▶ WORK TASK: Would you copy every line of the listing below that includes the word "series"?

• • • •

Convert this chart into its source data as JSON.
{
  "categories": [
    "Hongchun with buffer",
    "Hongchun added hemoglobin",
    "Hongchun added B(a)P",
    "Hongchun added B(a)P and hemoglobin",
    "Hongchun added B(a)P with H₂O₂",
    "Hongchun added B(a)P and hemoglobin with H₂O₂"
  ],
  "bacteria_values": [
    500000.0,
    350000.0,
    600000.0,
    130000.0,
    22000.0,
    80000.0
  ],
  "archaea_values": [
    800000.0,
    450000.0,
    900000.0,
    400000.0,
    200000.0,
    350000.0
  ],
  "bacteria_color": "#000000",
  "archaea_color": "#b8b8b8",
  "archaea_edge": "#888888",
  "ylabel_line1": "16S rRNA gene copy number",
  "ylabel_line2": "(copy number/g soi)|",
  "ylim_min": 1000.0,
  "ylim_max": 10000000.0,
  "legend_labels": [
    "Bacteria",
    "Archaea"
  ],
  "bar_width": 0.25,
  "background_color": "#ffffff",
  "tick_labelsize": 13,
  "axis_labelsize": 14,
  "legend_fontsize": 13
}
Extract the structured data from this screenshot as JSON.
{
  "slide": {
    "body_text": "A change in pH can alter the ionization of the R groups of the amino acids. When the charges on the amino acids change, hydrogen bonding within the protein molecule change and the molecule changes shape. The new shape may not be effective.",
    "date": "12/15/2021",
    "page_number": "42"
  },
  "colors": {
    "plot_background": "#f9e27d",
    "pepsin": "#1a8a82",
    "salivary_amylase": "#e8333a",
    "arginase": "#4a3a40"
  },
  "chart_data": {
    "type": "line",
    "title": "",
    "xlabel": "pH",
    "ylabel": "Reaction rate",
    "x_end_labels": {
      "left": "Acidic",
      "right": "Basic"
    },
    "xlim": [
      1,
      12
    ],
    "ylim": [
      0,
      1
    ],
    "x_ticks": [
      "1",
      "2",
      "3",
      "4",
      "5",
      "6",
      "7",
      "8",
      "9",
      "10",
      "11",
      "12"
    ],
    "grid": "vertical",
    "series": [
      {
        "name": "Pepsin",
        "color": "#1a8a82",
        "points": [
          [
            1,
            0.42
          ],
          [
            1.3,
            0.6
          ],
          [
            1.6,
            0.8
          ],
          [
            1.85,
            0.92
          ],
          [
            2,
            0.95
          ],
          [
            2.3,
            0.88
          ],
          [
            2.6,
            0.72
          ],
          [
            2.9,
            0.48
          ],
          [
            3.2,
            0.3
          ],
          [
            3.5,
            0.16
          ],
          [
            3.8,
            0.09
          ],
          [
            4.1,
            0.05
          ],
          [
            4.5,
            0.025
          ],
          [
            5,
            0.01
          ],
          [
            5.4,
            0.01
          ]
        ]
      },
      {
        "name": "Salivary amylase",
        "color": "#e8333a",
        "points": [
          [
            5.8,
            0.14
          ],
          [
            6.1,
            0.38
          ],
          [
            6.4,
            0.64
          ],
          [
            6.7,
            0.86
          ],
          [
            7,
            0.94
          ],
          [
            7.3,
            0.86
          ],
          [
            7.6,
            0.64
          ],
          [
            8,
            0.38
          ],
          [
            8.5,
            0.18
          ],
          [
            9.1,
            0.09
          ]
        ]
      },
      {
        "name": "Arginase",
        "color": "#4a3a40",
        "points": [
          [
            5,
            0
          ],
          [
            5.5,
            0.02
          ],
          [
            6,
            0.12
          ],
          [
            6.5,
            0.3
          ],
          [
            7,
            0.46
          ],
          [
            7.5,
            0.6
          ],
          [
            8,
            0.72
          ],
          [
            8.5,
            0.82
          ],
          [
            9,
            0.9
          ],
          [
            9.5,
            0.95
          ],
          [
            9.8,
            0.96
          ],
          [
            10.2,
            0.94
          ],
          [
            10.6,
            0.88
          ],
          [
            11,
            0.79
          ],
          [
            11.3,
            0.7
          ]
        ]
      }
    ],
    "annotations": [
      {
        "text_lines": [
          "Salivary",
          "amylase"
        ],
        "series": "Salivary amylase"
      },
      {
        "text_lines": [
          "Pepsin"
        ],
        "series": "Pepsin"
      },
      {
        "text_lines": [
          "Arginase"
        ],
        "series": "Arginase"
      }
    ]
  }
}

• • • •

▶ SOLUTION TO THE PROBLEM:
    "series": [
        "series": "Salivary amylase"
        "series": "Pepsin"
        "series": "Arginase"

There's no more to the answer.